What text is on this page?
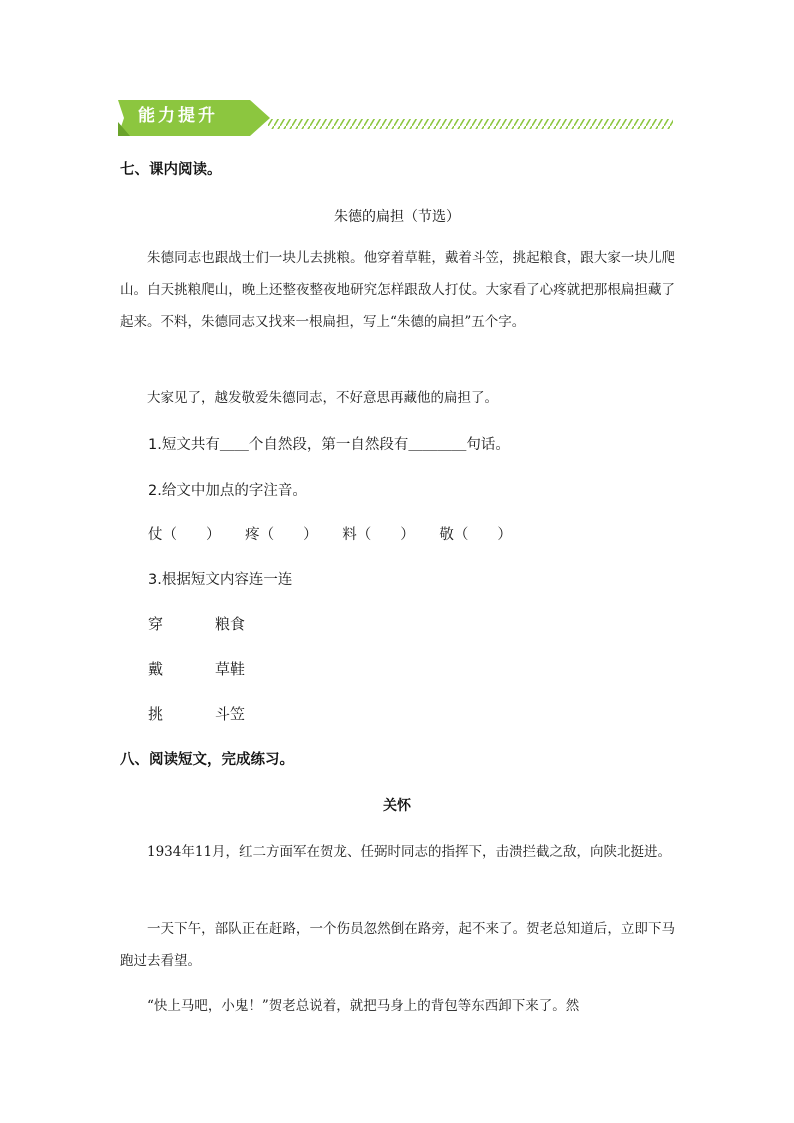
能力提升
七、课内阅读。
朱德的扁担（节选）
朱德同志也跟战士们一块儿去挑粮。他穿着草鞋，戴着斗笠，挑起粮食，跟大家一块儿爬山。白天挑粮爬山，晚上还整夜整夜地研究怎样跟敌人打仗。大家看了心疼就把那根扁担藏了起来。不料，朱德同志又找来一根扁担，写上“朱德的扁担”五个字。
大家见了，越发敬爱朱德同志，不好意思再藏他的扁担了。
1.短文共有＿＿个自然段，第一自然段有＿＿＿＿句话。
2.给文中加点的字注音。
仗（　　） 疼（　　） 料（　　） 敬（　　）
3.根据短文内容连一连
穿	粮食
戴	草鞋
挑	斗笠
八、阅读短文，完成练习。
关怀
1934年11月，红二方面军在贺龙、任弼时同志的指挥下，击溃拦截之敌，向陕北挺进。
一天下午，部队正在赶路，一个伤员忽然倒在路旁，起不来了。贺老总知道后，立即下马跑过去看望。
“快上马吧，小鬼！”贺老总说着，就把马身上的背包等东西卸下来了。然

......

*Problem*. Only lines with the word "朱德的扁担" should be collected from the material.

*Answer below*.
朱德的扁担（节选）
朱德同志也跟战士们一块儿去挑粮。他穿着草鞋，戴着斗笠，挑起粮食，跟大家一块儿爬山。白天挑粮爬山，晚上还整夜整夜地研究怎样跟敌人打仗。大家看了心疼就把那根扁担藏了起来。不料，朱德同志又找来一根扁担，写上“朱德的扁担”五个字。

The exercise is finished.